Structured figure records
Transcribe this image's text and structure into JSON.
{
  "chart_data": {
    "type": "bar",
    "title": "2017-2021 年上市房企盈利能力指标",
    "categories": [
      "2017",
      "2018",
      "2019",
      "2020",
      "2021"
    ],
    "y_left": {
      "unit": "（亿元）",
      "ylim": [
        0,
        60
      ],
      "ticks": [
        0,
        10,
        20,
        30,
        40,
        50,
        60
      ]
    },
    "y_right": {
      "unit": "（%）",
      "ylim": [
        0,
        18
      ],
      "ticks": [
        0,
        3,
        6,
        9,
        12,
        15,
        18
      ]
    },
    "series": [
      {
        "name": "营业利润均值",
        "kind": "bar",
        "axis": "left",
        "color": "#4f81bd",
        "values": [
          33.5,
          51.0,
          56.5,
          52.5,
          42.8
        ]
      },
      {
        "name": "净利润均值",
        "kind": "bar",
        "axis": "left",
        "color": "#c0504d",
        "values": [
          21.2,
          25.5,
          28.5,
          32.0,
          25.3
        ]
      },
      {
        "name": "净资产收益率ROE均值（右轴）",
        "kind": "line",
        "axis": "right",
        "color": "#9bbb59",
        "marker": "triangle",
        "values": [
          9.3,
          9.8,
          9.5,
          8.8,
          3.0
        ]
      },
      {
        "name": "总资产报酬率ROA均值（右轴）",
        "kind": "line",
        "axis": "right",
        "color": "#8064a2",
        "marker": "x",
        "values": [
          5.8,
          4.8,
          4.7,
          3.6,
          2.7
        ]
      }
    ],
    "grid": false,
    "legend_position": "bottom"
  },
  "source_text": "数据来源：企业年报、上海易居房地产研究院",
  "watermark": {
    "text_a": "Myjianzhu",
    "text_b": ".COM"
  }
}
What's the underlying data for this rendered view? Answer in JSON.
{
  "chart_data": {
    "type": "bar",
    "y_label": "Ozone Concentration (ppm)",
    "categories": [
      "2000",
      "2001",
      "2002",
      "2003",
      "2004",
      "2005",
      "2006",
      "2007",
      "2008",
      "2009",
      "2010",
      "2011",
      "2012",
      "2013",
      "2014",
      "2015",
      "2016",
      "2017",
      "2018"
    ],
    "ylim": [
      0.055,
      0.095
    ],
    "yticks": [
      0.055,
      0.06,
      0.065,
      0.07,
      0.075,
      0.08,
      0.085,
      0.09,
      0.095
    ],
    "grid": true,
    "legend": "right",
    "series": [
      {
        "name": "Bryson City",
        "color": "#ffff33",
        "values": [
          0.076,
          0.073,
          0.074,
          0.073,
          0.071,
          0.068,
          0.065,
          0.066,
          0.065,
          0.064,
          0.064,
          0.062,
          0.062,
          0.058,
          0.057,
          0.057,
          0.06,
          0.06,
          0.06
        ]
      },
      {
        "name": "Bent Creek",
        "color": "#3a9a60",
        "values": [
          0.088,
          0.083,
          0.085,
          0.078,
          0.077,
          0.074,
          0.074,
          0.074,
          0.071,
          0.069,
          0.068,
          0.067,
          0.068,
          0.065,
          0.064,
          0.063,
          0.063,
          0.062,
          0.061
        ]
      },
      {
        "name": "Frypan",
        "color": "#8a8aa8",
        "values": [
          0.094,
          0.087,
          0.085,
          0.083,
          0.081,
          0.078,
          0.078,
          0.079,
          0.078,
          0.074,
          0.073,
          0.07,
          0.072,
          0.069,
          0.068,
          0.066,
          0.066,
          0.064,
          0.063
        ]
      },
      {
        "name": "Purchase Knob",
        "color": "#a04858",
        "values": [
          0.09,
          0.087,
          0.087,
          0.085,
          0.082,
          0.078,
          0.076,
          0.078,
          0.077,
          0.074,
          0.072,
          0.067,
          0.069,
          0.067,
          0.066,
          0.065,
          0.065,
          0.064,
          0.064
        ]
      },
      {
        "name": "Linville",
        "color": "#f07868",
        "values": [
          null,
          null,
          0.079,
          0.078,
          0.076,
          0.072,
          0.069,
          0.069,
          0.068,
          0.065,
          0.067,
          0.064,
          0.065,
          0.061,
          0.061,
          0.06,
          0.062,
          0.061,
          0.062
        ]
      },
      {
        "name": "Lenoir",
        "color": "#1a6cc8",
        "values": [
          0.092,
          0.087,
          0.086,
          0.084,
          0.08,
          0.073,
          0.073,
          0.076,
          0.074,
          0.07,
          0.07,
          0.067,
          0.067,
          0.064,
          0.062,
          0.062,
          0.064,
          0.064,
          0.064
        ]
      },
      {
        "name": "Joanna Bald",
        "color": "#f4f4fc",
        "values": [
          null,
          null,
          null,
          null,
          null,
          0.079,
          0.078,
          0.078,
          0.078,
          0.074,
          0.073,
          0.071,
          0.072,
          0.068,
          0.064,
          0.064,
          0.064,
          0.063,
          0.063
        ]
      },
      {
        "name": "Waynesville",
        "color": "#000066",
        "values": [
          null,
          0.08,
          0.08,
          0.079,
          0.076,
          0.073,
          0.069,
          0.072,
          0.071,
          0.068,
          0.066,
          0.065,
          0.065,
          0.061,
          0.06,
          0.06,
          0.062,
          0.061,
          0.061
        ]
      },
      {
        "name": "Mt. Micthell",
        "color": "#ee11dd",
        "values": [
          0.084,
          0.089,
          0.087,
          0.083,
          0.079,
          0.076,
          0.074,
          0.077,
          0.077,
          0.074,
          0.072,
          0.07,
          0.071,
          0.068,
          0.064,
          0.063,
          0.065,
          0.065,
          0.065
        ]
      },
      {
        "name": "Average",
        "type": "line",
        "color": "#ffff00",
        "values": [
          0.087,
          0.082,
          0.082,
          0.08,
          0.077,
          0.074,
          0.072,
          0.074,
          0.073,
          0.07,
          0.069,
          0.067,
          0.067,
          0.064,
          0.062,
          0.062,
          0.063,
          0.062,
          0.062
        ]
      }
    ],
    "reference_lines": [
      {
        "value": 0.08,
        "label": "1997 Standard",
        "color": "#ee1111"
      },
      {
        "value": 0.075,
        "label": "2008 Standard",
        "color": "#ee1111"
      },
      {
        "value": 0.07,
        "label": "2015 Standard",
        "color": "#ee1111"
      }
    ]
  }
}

• Work to be completed
In full and verbatim, repeat the records given above.

• Solved problem
Transcribe this image's text and structure into JSON.
{
  "chart_data": {
    "type": "bar",
    "title": "2017-2021 年上市房企盈利能力指标",
    "categories": [
      "2017",
      "2018",
      "2019",
      "2020",
      "2021"
    ],
    "y_left": {
      "unit": "（亿元）",
      "ylim": [
        0,
        60
      ],
      "ticks": [
        0,
        10,
        20,
        30,
        40,
        50,
        60
      ]
    },
    "y_right": {
      "unit": "（%）",
      "ylim": [
        0,
        18
      ],
      "ticks": [
        0,
        3,
        6,
        9,
        12,
        15,
        18
      ]
    },
    "series": [
      {
        "name": "营业利润均值",
        "kind": "bar",
        "axis": "left",
        "color": "#4f81bd",
        "values": [
          33.5,
          51.0,
          56.5,
          52.5,
          42.8
        ]
      },
      {
        "name": "净利润均值",
        "kind": "bar",
        "axis": "left",
        "color": "#c0504d",
        "values": [
          21.2,
          25.5,
          28.5,
          32.0,
          25.3
        ]
      },
      {
        "name": "净资产收益率ROE均值（右轴）",
        "kind": "line",
        "axis": "right",
        "color": "#9bbb59",
        "marker": "triangle",
        "values": [
          9.3,
          9.8,
          9.5,
          8.8,
          3.0
        ]
      },
      {
        "name": "总资产报酬率ROA均值（右轴）",
        "kind": "line",
        "axis": "right",
        "color": "#8064a2",
        "marker": "x",
        "values": [
          5.8,
          4.8,
          4.7,
          3.6,
          2.7
        ]
      }
    ],
    "grid": false,
    "legend_position": "bottom"
  },
  "source_text": "数据来源：企业年报、上海易居房地产研究院",
  "watermark": {
    "text_a": "Myjianzhu",
    "text_b": ".COM"
  }
}
What's the underlying data for this rendered view? Answer in JSON.
{
  "chart_data": {
    "type": "bar",
    "y_label": "Ozone Concentration (ppm)",
    "categories": [
      "2000",
      "2001",
      "2002",
      "2003",
      "2004",
      "2005",
      "2006",
      "2007",
      "2008",
      "2009",
      "2010",
      "2011",
      "2012",
      "2013",
      "2014",
      "2015",
      "2016",
      "2017",
      "2018"
    ],
    "ylim": [
      0.055,
      0.095
    ],
    "yticks": [
      0.055,
      0.06,
      0.065,
      0.07,
      0.075,
      0.08,
      0.085,
      0.09,
      0.095
    ],
    "grid": true,
    "legend": "right",
    "series": [
      {
        "name": "Bryson City",
        "color": "#ffff33",
        "values": [
          0.076,
          0.073,
          0.074,
          0.073,
          0.071,
          0.068,
          0.065,
          0.066,
          0.065,
          0.064,
          0.064,
          0.062,
          0.062,
          0.058,
          0.057,
          0.057,
          0.06,
          0.06,
          0.06
        ]
      },
      {
        "name": "Bent Creek",
        "color": "#3a9a60",
        "values": [
          0.088,
          0.083,
          0.085,
          0.078,
          0.077,
          0.074,
          0.074,
          0.074,
          0.071,
          0.069,
          0.068,
          0.067,
          0.068,
          0.065,
          0.064,
          0.063,
          0.063,
          0.062,
          0.061
        ]
      },
      {
        "name": "Frypan",
        "color": "#8a8aa8",
        "values": [
          0.094,
          0.087,
          0.085,
          0.083,
          0.081,
          0.078,
          0.078,
          0.079,
          0.078,
          0.074,
          0.073,
          0.07,
          0.072,
          0.069,
          0.068,
          0.066,
          0.066,
          0.064,
          0.063
        ]
      },
      {
        "name": "Purchase Knob",
        "color": "#a04858",
        "values": [
          0.09,
          0.087,
          0.087,
          0.085,
          0.082,
          0.078,
          0.076,
          0.078,
          0.077,
          0.074,
          0.072,
          0.067,
          0.069,
          0.067,
          0.066,
          0.065,
          0.065,
          0.064,
          0.064
        ]
      },
      {
        "name": "Linville",
        "color": "#f07868",
        "values": [
          null,
          null,
          0.079,
          0.078,
          0.076,
          0.072,
          0.069,
          0.069,
          0.068,
          0.065,
          0.067,
          0.064,
          0.065,
          0.061,
          0.061,
          0.06,
          0.062,
          0.061,
          0.062
        ]
      },
      {
        "name": "Lenoir",
        "color": "#1a6cc8",
        "values": [
          0.092,
          0.087,
          0.086,
          0.084,
          0.08,
          0.073,
          0.073,
          0.076,
          0.074,
          0.07,
          0.07,
          0.067,
          0.067,
          0.064,
          0.062,
          0.062,
          0.064,
          0.064,
          0.064
        ]
      },
      {
        "name": "Joanna Bald",
        "color": "#f4f4fc",
        "values": [
          null,
          null,
          null,
          null,
          null,
          0.079,
          0.078,
          0.078,
          0.078,
          0.074,
          0.073,
          0.071,
          0.072,
          0.068,
          0.064,
          0.064,
          0.064,
          0.063,
          0.063
        ]
      },
      {
        "name": "Waynesville",
        "color": "#000066",
        "values": [
          null,
          0.08,
          0.08,
          0.079,
          0.076,
          0.073,
          0.069,
          0.072,
          0.071,
          0.068,
          0.066,
          0.065,
          0.065,
          0.061,
          0.06,
          0.06,
          0.062,
          0.061,
          0.061
        ]
      },
      {
        "name": "Mt. Micthell",
        "color": "#ee11dd",
        "values": [
          0.084,
          0.089,
          0.087,
          0.083,
          0.079,
          0.076,
          0.074,
          0.077,
          0.077,
          0.074,
          0.072,
          0.07,
          0.071,
          0.068,
          0.064,
          0.063,
          0.065,
          0.065,
          0.065
        ]
      },
      {
        "name": "Average",
        "type": "line",
        "color": "#ffff00",
        "values": [
          0.087,
          0.082,
          0.082,
          0.08,
          0.077,
          0.074,
          0.072,
          0.074,
          0.073,
          0.07,
          0.069,
          0.067,
          0.067,
          0.064,
          0.062,
          0.062,
          0.063,
          0.062,
          0.062
        ]
      }
    ],
    "reference_lines": [
      {
        "value": 0.08,
        "label": "1997 Standard",
        "color": "#ee1111"
      },
      {
        "value": 0.075,
        "label": "2008 Standard",
        "color": "#ee1111"
      },
      {
        "value": 0.07,
        "label": "2015 Standard",
        "color": "#ee1111"
      }
    ]
  }
}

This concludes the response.